What to produce:
The data below should be printed in full, exactly, and without any of its images.

Data for processing:
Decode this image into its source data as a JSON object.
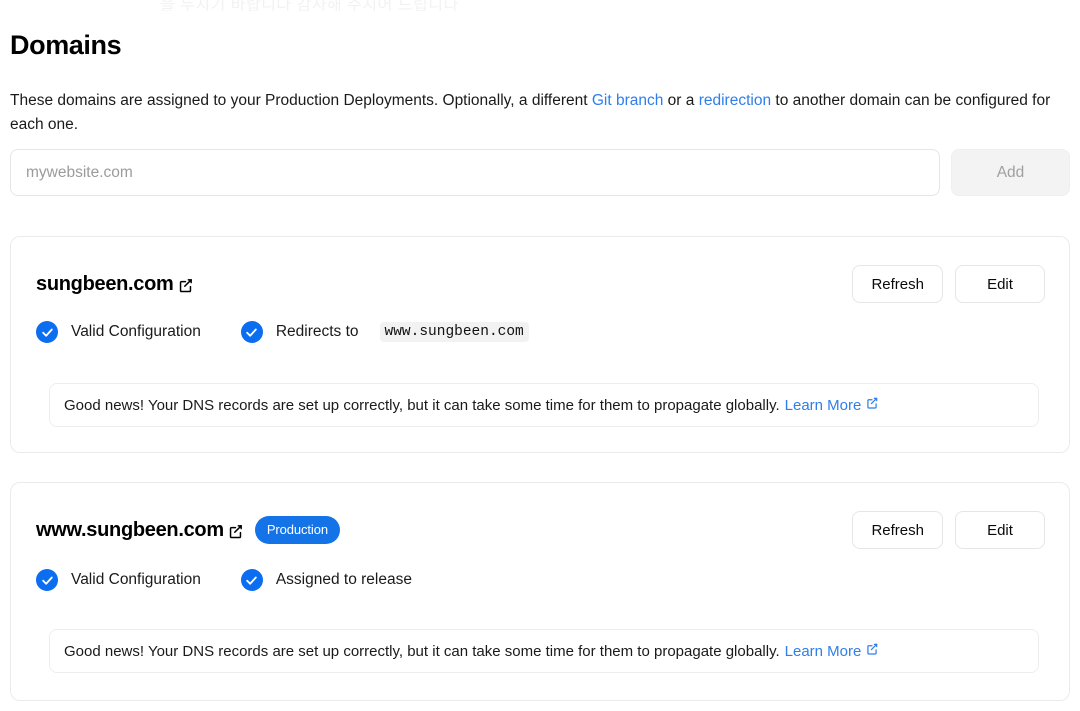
{
  "ghost_text": "을 두시기 바랍니다 감사해 주시어 드립니다",
  "header": {
    "title": "Domains",
    "description_part1": "These domains are assigned to your Production Deployments. Optionally, a different ",
    "description_link1": "Git branch",
    "description_part2": " or a ",
    "description_link2": "redirection",
    "description_part3": " to another domain can be configured for each one."
  },
  "add_form": {
    "input_placeholder": "mywebsite.com",
    "input_value": "",
    "add_label": "Add"
  },
  "domains": [
    {
      "name": "sungbeen.com",
      "external_icon": "external-link-icon",
      "badge": null,
      "refresh_label": "Refresh",
      "edit_label": "Edit",
      "statuses": [
        {
          "icon": "check-circle-icon",
          "label": "Valid Configuration",
          "code": null
        },
        {
          "icon": "check-circle-icon",
          "label": "Redirects to",
          "code": "www.sungbeen.com"
        }
      ],
      "notice_text": "Good news! Your DNS records are set up correctly, but it can take some time for them to propagate globally.",
      "notice_link": "Learn More"
    },
    {
      "name": "www.sungbeen.com",
      "external_icon": "external-link-icon",
      "badge": "Production",
      "refresh_label": "Refresh",
      "edit_label": "Edit",
      "statuses": [
        {
          "icon": "check-circle-icon",
          "label": "Valid Configuration",
          "code": null
        },
        {
          "icon": "check-circle-icon",
          "label": "Assigned to release",
          "code": null
        }
      ],
      "notice_text": "Good news! Your DNS records are set up correctly, but it can take some time for them to propagate globally.",
      "notice_link": "Learn More"
    }
  ],
  "colors": {
    "accent_blue": "#0b6ef0",
    "badge_blue": "#1473e6",
    "link_blue": "#2f7eea",
    "border": "#ebebeb",
    "disabled_bg": "#f3f3f3"
  }
}
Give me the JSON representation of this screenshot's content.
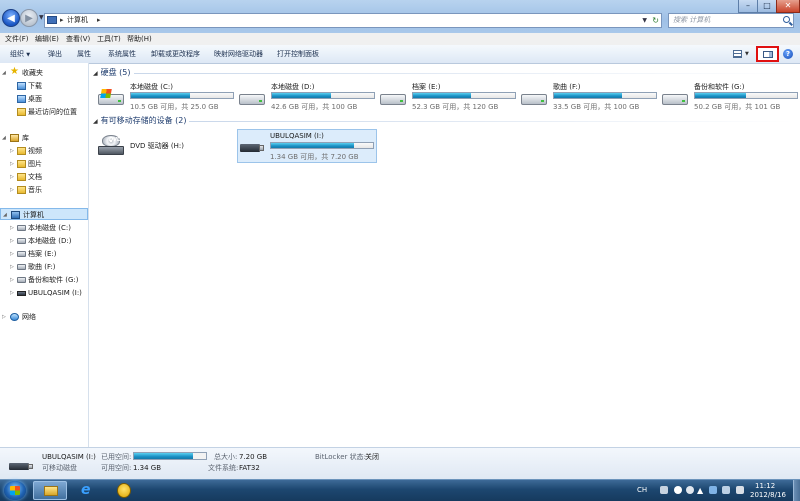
{
  "window": {
    "address_path": "计算机",
    "search_placeholder": "搜索 计算机",
    "controls": {
      "minimize": "–",
      "maximize": "□",
      "close": "✕"
    }
  },
  "menu": [
    "文件(F)",
    "编辑(E)",
    "查看(V)",
    "工具(T)",
    "帮助(H)"
  ],
  "commands": {
    "organize": "组织",
    "eject": "弹出",
    "properties": "属性",
    "system_properties": "系统属性",
    "uninstall": "卸载或更改程序",
    "map_drive": "映射网络驱动器",
    "control_panel": "打开控制面板",
    "help": "?"
  },
  "nav": {
    "favorites": {
      "label": "收藏夹",
      "items": [
        "下载",
        "桌面",
        "最近访问的位置"
      ]
    },
    "libraries": {
      "label": "库",
      "items": [
        "视频",
        "图片",
        "文档",
        "音乐"
      ]
    },
    "computer": {
      "label": "计算机",
      "items": [
        "本地磁盘 (C:)",
        "本地磁盘 (D:)",
        "档案 (E:)",
        "歌曲 (F:)",
        "备份和软件 (G:)",
        "UBULQASIM (I:)"
      ]
    },
    "network": {
      "label": "网络"
    }
  },
  "groups": {
    "hard_disks": {
      "label": "硬盘 (5)"
    },
    "removable": {
      "label": "有可移动存储的设备 (2)"
    }
  },
  "drives": [
    {
      "name": "本地磁盘 (C:)",
      "free": "10.5 GB 可用，共 25.0 GB",
      "used_fraction": 0.58,
      "icon": "windows-drive-icon"
    },
    {
      "name": "本地磁盘 (D:)",
      "free": "42.6 GB 可用，共 100 GB",
      "used_fraction": 0.574,
      "icon": "hard-drive-icon"
    },
    {
      "name": "档案 (E:)",
      "free": "52.3 GB 可用，共 120 GB",
      "used_fraction": 0.564,
      "icon": "hard-drive-icon"
    },
    {
      "name": "歌曲 (F:)",
      "free": "33.5 GB 可用，共 100 GB",
      "used_fraction": 0.665,
      "icon": "hard-drive-icon"
    },
    {
      "name": "备份和软件 (G:)",
      "free": "50.2 GB 可用，共 101 GB",
      "used_fraction": 0.503,
      "icon": "hard-drive-icon"
    }
  ],
  "removable": [
    {
      "name": "DVD 驱动器 (H:)",
      "icon": "dvd-drive-icon"
    },
    {
      "name": "UBULQASIM (I:)",
      "free": "1.34 GB 可用，共 7.20 GB",
      "used_fraction": 0.814,
      "icon": "usb-drive-icon"
    }
  ],
  "details": {
    "name": "UBULQASIM (I:)",
    "type": "可移动磁盘",
    "used_label": "已用空间:",
    "free_label": "可用空间:",
    "free_value": "1.34 GB",
    "used_fraction": 0.814,
    "total_label": "总大小:",
    "total_value": "7.20 GB",
    "fs_label": "文件系统:",
    "fs_value": "FAT32",
    "bitlocker_label": "BitLocker 状态:",
    "bitlocker_value": "关闭"
  },
  "taskbar": {
    "lang": "CH",
    "time": "11:12",
    "date": "2012/8/16"
  },
  "colors": {
    "highlight_box": "#e01010",
    "progress": "#1b8fc4",
    "selection": "#dcecfb"
  }
}
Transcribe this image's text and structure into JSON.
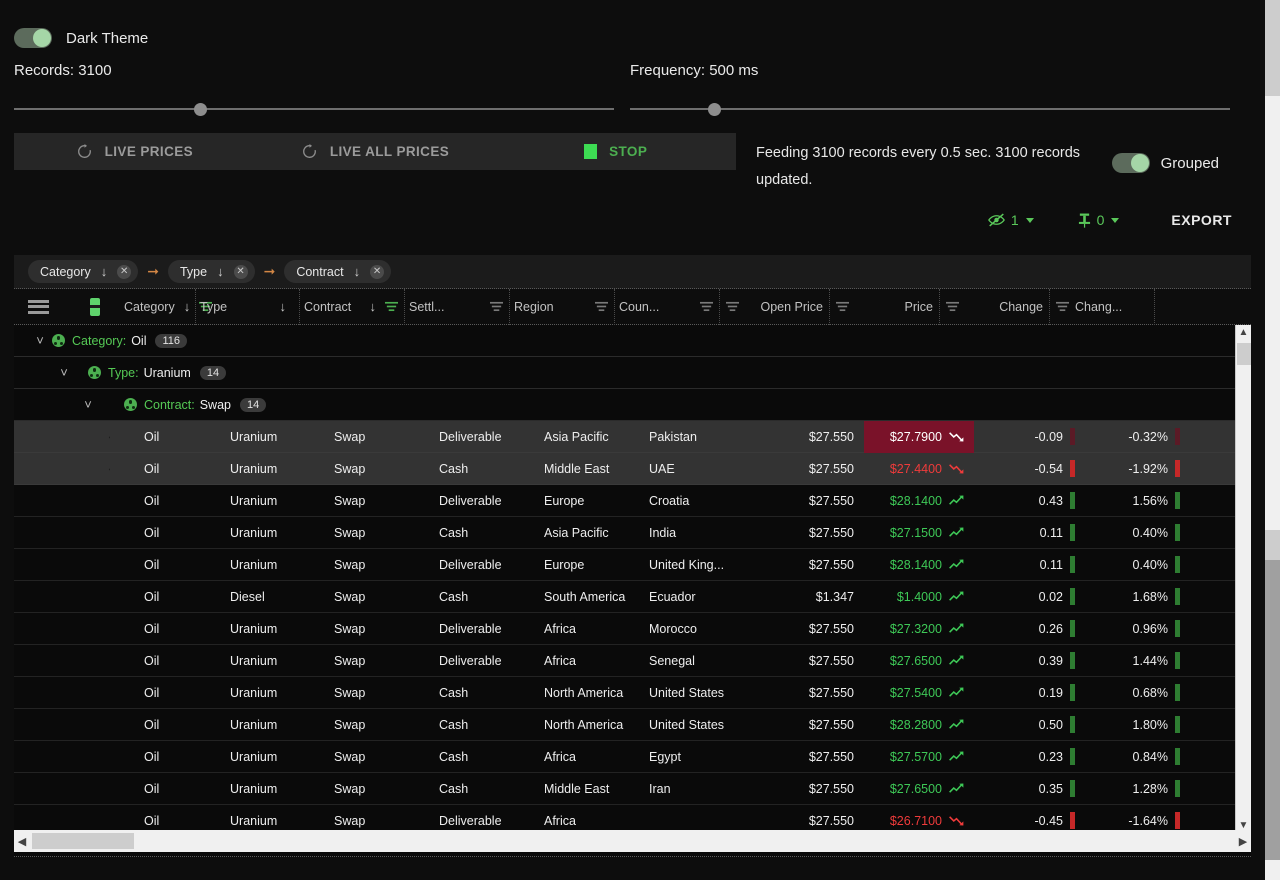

Final result:
Decode this image into its source data as a JSON object.
{
  "ghost_text": "을 두시기 바랍니다 감사해 주시어 드립니다",
  "header": {
    "title": "Domains",
    "description_part1": "These domains are assigned to your Production Deployments. Optionally, a different ",
    "description_link1": "Git branch",
    "description_part2": " or a ",
    "description_link2": "redirection",
    "description_part3": " to another domain can be configured for each one."
  },
  "add_form": {
    "input_placeholder": "mywebsite.com",
    "input_value": "",
    "add_label": "Add"
  },
  "domains": [
    {
      "name": "sungbeen.com",
      "external_icon": "external-link-icon",
      "badge": null,
      "refresh_label": "Refresh",
      "edit_label": "Edit",
      "statuses": [
        {
          "icon": "check-circle-icon",
          "label": "Valid Configuration",
          "code": null
        },
        {
          "icon": "check-circle-icon",
          "label": "Redirects to",
          "code": "www.sungbeen.com"
        }
      ],
      "notice_text": "Good news! Your DNS records are set up correctly, but it can take some time for them to propagate globally.",
      "notice_link": "Learn More"
    },
    {
      "name": "www.sungbeen.com",
      "external_icon": "external-link-icon",
      "badge": "Production",
      "refresh_label": "Refresh",
      "edit_label": "Edit",
      "statuses": [
        {
          "icon": "check-circle-icon",
          "label": "Valid Configuration",
          "code": null
        },
        {
          "icon": "check-circle-icon",
          "label": "Assigned to release",
          "code": null
        }
      ],
      "notice_text": "Good news! Your DNS records are set up correctly, but it can take some time for them to propagate globally.",
      "notice_link": "Learn More"
    }
  ],
  "colors": {
    "accent_blue": "#0b6ef0",
    "badge_blue": "#1473e6",
    "link_blue": "#2f7eea",
    "border": "#ebebeb",
    "disabled_bg": "#f3f3f3"
  }
}
Give me the JSON representation of this screenshot's content.
{
  "window": {
    "address_path": "计算机",
    "search_placeholder": "搜索 计算机",
    "controls": {
      "minimize": "–",
      "maximize": "□",
      "close": "✕"
    }
  },
  "menu": [
    "文件(F)",
    "编辑(E)",
    "查看(V)",
    "工具(T)",
    "帮助(H)"
  ],
  "commands": {
    "organize": "组织",
    "eject": "弹出",
    "properties": "属性",
    "system_properties": "系统属性",
    "uninstall": "卸载或更改程序",
    "map_drive": "映射网络驱动器",
    "control_panel": "打开控制面板",
    "help": "?"
  },
  "nav": {
    "favorites": {
      "label": "收藏夹",
      "items": [
        "下载",
        "桌面",
        "最近访问的位置"
      ]
    },
    "libraries": {
      "label": "库",
      "items": [
        "视频",
        "图片",
        "文档",
        "音乐"
      ]
    },
    "computer": {
      "label": "计算机",
      "items": [
        "本地磁盘 (C:)",
        "本地磁盘 (D:)",
        "档案 (E:)",
        "歌曲 (F:)",
        "备份和软件 (G:)",
        "UBULQASIM (I:)"
      ]
    },
    "network": {
      "label": "网络"
    }
  },
  "groups": {
    "hard_disks": {
      "label": "硬盘 (5)"
    },
    "removable": {
      "label": "有可移动存储的设备 (2)"
    }
  },
  "drives": [
    {
      "name": "本地磁盘 (C:)",
      "free": "10.5 GB 可用，共 25.0 GB",
      "used_fraction": 0.58,
      "icon": "windows-drive-icon"
    },
    {
      "name": "本地磁盘 (D:)",
      "free": "42.6 GB 可用，共 100 GB",
      "used_fraction": 0.574,
      "icon": "hard-drive-icon"
    },
    {
      "name": "档案 (E:)",
      "free": "52.3 GB 可用，共 120 GB",
      "used_fraction": 0.564,
      "icon": "hard-drive-icon"
    },
    {
      "name": "歌曲 (F:)",
      "free": "33.5 GB 可用，共 100 GB",
      "used_fraction": 0.665,
      "icon": "hard-drive-icon"
    },
    {
      "name": "备份和软件 (G:)",
      "free": "50.2 GB 可用，共 101 GB",
      "used_fraction": 0.503,
      "icon": "hard-drive-icon"
    }
  ],
  "removable": [
    {
      "name": "DVD 驱动器 (H:)",
      "icon": "dvd-drive-icon"
    },
    {
      "name": "UBULQASIM (I:)",
      "free": "1.34 GB 可用，共 7.20 GB",
      "used_fraction": 0.814,
      "icon": "usb-drive-icon"
    }
  ],
  "details": {
    "name": "UBULQASIM (I:)",
    "type": "可移动磁盘",
    "used_label": "已用空间:",
    "free_label": "可用空间:",
    "free_value": "1.34 GB",
    "used_fraction": 0.814,
    "total_label": "总大小:",
    "total_value": "7.20 GB",
    "fs_label": "文件系统:",
    "fs_value": "FAT32",
    "bitlocker_label": "BitLocker 状态:",
    "bitlocker_value": "关闭"
  },
  "taskbar": {
    "lang": "CH",
    "time": "11:12",
    "date": "2012/8/16"
  },
  "colors": {
    "highlight_box": "#e01010",
    "progress": "#1b8fc4",
    "selection": "#dcecfb"
  }
}
Transcribe this image's text and structure into JSON.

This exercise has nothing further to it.